## What this task involves
Note how many lines hold the string "icon" and give that number without any other words.

## Given records
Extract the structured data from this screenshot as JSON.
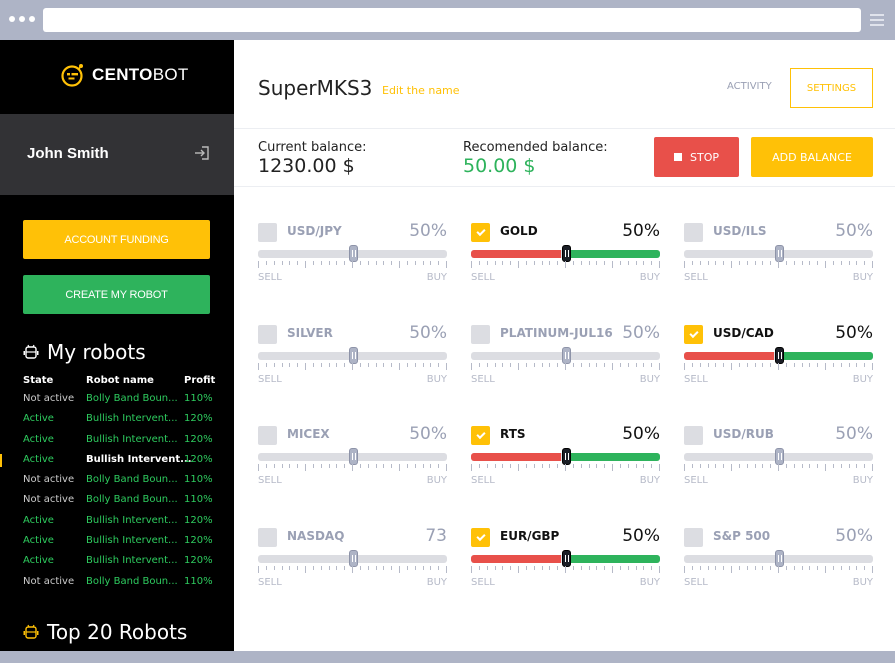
{
  "browser": {
    "menu_icon": "hamburger-icon",
    "window_dots_icon": "window-dots-icon"
  },
  "sidebar": {
    "logo": {
      "icon": "robot-face-icon",
      "text_bold": "CENTO",
      "text_thin": "BOT"
    },
    "user": {
      "name": "John Smith",
      "logout_icon": "logout-icon"
    },
    "buttons": {
      "account_funding": "ACCOUNT FUNDING",
      "create_robot": "CREATE MY ROBOT"
    },
    "my_robots": {
      "title": "My robots",
      "icon": "robot-icon",
      "columns": [
        "State",
        "Robot name",
        "Profit"
      ],
      "rows": [
        {
          "state": "Not active",
          "name": "Bolly Band Boun...",
          "profit": "110%",
          "active": false,
          "selected": false
        },
        {
          "state": "Active",
          "name": "Bullish Intervent...",
          "profit": "120%",
          "active": true,
          "selected": false
        },
        {
          "state": "Active",
          "name": "Bullish Intervent...",
          "profit": "120%",
          "active": true,
          "selected": false
        },
        {
          "state": "Active",
          "name": "Bullish Intervent...",
          "profit": "120%",
          "active": true,
          "selected": true
        },
        {
          "state": "Not active",
          "name": "Bolly Band Boun...",
          "profit": "110%",
          "active": false,
          "selected": false
        },
        {
          "state": "Not active",
          "name": "Bolly Band Boun...",
          "profit": "110%",
          "active": false,
          "selected": false
        },
        {
          "state": "Active",
          "name": "Bullish Intervent...",
          "profit": "120%",
          "active": true,
          "selected": false
        },
        {
          "state": "Active",
          "name": "Bullish Intervent...",
          "profit": "120%",
          "active": true,
          "selected": false
        },
        {
          "state": "Active",
          "name": "Bullish Intervent...",
          "profit": "120%",
          "active": true,
          "selected": false
        },
        {
          "state": "Not active",
          "name": "Bolly Band Boun...",
          "profit": "110%",
          "active": false,
          "selected": false
        }
      ]
    },
    "top_robots": {
      "title": "Top 20 Robots",
      "icon": "robot-icon"
    }
  },
  "main": {
    "robot_name": "SuperMKS3",
    "edit_name_link": "Edit the name",
    "tabs": {
      "activity": "ACTIVITY",
      "settings": "SETTINGS"
    },
    "balance": {
      "current_label": "Current balance:",
      "current_value": "1230.00 $",
      "recommended_label": "Recomended balance:",
      "recommended_value": "50.00 $"
    },
    "buttons": {
      "stop": "STOP",
      "add_balance": "ADD BALANCE"
    },
    "slider_labels": {
      "sell": "SELL",
      "buy": "BUY"
    },
    "instruments": [
      {
        "name": "USD/JPY",
        "percent_label": "50%",
        "checked": false,
        "position": 0.5
      },
      {
        "name": "GOLD",
        "percent_label": "50%",
        "checked": true,
        "position": 0.5
      },
      {
        "name": "USD/ILS",
        "percent_label": "50%",
        "checked": false,
        "position": 0.5
      },
      {
        "name": "SILVER",
        "percent_label": "50%",
        "checked": false,
        "position": 0.5
      },
      {
        "name": "PLATINUM-JUL16",
        "percent_label": "50%",
        "checked": false,
        "position": 0.5
      },
      {
        "name": "USD/CAD",
        "percent_label": "50%",
        "checked": true,
        "position": 0.5
      },
      {
        "name": "MICEX",
        "percent_label": "50%",
        "checked": false,
        "position": 0.5
      },
      {
        "name": "RTS",
        "percent_label": "50%",
        "checked": true,
        "position": 0.5
      },
      {
        "name": "USD/RUB",
        "percent_label": "50%",
        "checked": false,
        "position": 0.5
      },
      {
        "name": "NASDAQ",
        "percent_label": "73",
        "checked": false,
        "position": 0.5
      },
      {
        "name": "EUR/GBP",
        "percent_label": "50%",
        "checked": true,
        "position": 0.5
      },
      {
        "name": "S&P 500",
        "percent_label": "50%",
        "checked": false,
        "position": 0.5
      }
    ]
  },
  "colors": {
    "accent_yellow": "#ffc107",
    "green": "#2eb35c",
    "red": "#e8504a",
    "muted": "#9aa0b4"
  }
}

## In response
6